[Document excerpt start]

Cost Per Lead Price: What Contractors Actually Pay in 2026
# Cost Per Lead Price: What Contractors Actually Pay in 2026
Every contractor who has ever bought a lead has asked the same question: what should this cost? There is no single answer, because cost per lead price depends on your trade, your location, the lead source, and whether the lead is exclusive to you or shared with competitors. But there are ranges, and there is a formula for deciding if you are overpaying.
This guide breaks down cost per lead price by industry, by channel, and by lead type. We will show you what drives CPL up or down, what the real number looks like once you account for close rates, and how to tell if a lead provider is charging you fairly.
What Cost Per Lead Actually Measures
Cost per lead is the amount of money you spend to acquire one inquiry from a prospective customer. If you spend $1,000 on Google Ads in a month and those ads drive 25 form submissions, your cost per lead is $40. Same math if you spend $1,000 with a lead provider and they send you 25 leads: $40 per lead.
Simple to calculate. Deceptively simple to act on.
The reason cost per lead price gets oversimplified is because contractors are taught to compare providers on CPL alone. Provider A charges $30 per lead, Provider B charges $75. Provider A looks cheaper. End of story.

[Document excerpt end]
[Data lines start]

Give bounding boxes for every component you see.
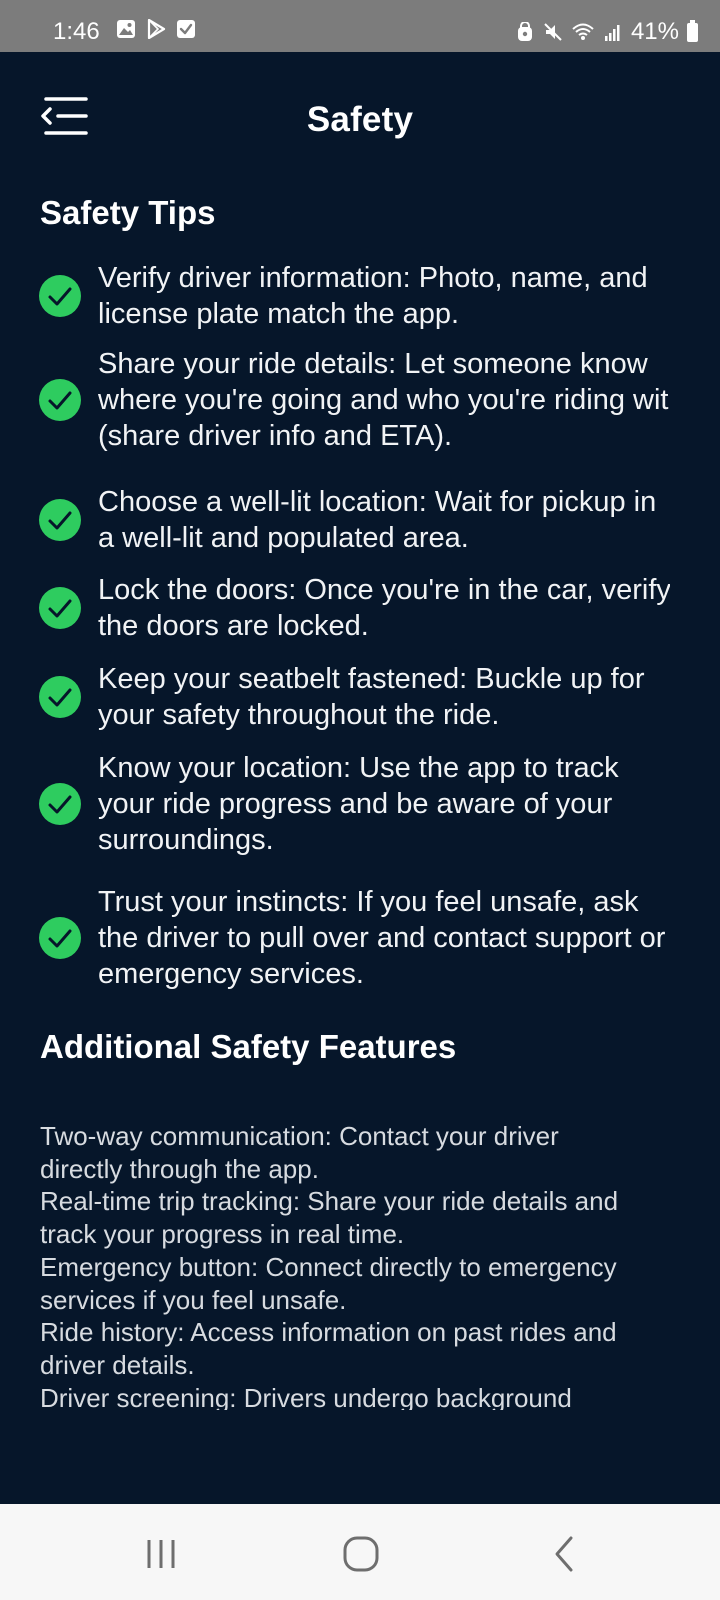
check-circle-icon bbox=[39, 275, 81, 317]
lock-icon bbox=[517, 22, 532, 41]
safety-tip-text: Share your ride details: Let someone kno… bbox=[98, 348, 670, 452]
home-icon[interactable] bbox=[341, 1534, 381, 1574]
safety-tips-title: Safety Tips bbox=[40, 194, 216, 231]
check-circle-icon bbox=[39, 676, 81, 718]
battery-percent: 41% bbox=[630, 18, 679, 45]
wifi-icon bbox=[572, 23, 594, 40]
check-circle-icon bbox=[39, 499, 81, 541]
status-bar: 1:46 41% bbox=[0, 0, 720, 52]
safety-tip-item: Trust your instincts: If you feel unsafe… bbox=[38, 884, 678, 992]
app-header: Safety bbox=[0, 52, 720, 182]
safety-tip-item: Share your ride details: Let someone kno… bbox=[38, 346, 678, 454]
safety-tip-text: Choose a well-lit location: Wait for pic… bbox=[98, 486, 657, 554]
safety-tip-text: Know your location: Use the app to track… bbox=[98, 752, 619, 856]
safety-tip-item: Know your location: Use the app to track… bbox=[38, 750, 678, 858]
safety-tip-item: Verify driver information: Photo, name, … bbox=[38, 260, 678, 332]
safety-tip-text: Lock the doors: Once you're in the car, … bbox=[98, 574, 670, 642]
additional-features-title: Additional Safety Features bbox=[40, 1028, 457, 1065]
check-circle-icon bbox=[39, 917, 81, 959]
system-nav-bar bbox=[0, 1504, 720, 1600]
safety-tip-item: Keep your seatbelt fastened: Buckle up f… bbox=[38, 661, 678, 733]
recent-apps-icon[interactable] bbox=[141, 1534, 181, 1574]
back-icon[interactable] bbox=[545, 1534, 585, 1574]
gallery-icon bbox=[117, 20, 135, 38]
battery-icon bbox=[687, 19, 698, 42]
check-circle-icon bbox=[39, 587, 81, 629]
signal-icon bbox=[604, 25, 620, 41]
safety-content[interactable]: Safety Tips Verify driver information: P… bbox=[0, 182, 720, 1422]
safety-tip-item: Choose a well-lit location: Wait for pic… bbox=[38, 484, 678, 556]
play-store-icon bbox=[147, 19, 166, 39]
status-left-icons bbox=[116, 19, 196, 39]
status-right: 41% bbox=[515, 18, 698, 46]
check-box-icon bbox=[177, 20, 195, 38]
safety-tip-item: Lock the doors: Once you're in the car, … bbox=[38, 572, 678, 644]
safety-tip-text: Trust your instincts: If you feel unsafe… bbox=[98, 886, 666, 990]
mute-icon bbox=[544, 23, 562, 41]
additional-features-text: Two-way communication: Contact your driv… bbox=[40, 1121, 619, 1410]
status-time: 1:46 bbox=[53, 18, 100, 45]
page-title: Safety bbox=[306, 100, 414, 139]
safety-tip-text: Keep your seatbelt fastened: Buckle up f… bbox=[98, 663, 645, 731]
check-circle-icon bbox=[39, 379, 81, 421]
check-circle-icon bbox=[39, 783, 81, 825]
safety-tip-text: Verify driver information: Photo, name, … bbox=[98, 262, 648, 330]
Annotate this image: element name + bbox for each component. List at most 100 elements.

[Data lines end]
[Data lines start]

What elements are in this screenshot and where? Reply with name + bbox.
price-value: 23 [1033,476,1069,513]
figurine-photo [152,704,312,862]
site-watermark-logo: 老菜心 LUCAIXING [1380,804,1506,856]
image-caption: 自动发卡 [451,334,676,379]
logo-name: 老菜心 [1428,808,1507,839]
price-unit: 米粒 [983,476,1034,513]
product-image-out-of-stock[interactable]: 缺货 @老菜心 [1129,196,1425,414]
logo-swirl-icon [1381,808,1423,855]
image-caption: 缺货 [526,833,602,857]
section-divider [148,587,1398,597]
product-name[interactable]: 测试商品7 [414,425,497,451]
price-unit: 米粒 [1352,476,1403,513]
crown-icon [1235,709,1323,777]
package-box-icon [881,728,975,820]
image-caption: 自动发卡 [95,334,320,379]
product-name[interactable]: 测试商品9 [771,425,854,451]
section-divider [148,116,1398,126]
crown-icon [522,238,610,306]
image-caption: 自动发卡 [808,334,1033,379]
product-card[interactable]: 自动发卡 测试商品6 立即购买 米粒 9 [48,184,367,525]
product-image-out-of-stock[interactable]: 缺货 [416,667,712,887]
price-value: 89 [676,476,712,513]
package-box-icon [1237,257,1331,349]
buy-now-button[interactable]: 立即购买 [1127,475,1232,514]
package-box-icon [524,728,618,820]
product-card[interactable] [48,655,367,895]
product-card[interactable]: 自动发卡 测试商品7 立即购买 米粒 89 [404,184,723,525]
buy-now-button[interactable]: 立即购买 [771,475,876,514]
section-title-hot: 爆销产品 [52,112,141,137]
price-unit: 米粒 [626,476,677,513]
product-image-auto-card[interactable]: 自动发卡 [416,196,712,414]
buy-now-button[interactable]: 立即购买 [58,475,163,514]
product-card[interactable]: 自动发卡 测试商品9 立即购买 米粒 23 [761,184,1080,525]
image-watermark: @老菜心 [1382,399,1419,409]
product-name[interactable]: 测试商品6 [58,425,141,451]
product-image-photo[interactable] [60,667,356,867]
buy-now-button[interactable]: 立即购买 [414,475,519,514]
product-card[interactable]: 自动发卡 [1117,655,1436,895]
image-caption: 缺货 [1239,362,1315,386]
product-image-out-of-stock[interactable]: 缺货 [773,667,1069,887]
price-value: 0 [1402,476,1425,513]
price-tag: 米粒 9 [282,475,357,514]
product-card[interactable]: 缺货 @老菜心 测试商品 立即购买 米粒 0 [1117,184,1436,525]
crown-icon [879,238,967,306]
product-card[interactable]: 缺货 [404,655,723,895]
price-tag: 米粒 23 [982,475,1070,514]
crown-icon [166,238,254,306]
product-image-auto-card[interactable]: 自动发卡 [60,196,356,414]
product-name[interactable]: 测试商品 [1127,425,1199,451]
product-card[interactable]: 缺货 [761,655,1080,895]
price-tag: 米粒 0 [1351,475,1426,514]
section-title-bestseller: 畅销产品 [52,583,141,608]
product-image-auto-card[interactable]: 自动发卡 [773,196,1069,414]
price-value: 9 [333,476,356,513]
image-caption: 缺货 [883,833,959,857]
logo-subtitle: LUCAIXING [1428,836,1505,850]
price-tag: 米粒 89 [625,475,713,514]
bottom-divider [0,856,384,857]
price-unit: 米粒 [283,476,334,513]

[Data lines end]

» Tasks to perform:
**a.** The contractor lead cost guide says cost per lead price depends on several factors. List every factor it names.
**b.** In the first block of entries, output everything from the line containing "check-circle-icon bbox=[39, 275, 81, 317]" down to the line containing "safety-tip-item: Know your", both lines included.

» Results in order:
**a.**
- Your trade
- Your location
- The lead source
- Whether the lead is exclusive to you or shared with competitors

**b.**
check-circle-icon bbox=[39, 275, 81, 317]
lock-icon bbox=[517, 22, 532, 41]
safety-tip-text: Share your ride details: Let someone kno… bbox=[98, 348, 670, 452]
home-icon[interactable] bbox=[341, 1534, 381, 1574]
safety-tips-title: Safety Tips bbox=[40, 194, 216, 231]
check-circle-icon bbox=[39, 676, 81, 718]
battery-percent: 41% bbox=[630, 18, 679, 45]
wifi-icon bbox=[572, 23, 594, 40]
check-circle-icon bbox=[39, 499, 81, 541]
status-bar: 1:46 41% bbox=[0, 0, 720, 52]
safety-tip-item: Trust your instincts: If you feel unsafe… bbox=[38, 884, 678, 992]
app-header: Safety bbox=[0, 52, 720, 182]
safety-tip-item: Share your ride details: Let someone kno… bbox=[38, 346, 678, 454]
safety-tip-text: Choose a well-lit location: Wait for pic… bbox=[98, 486, 657, 554]
safety-tip-text: Know your location: Use the app to track… bbox=[98, 752, 619, 856]
safety-tip-item: Know your location: Use the app to track… bbox=[38, 750, 678, 858]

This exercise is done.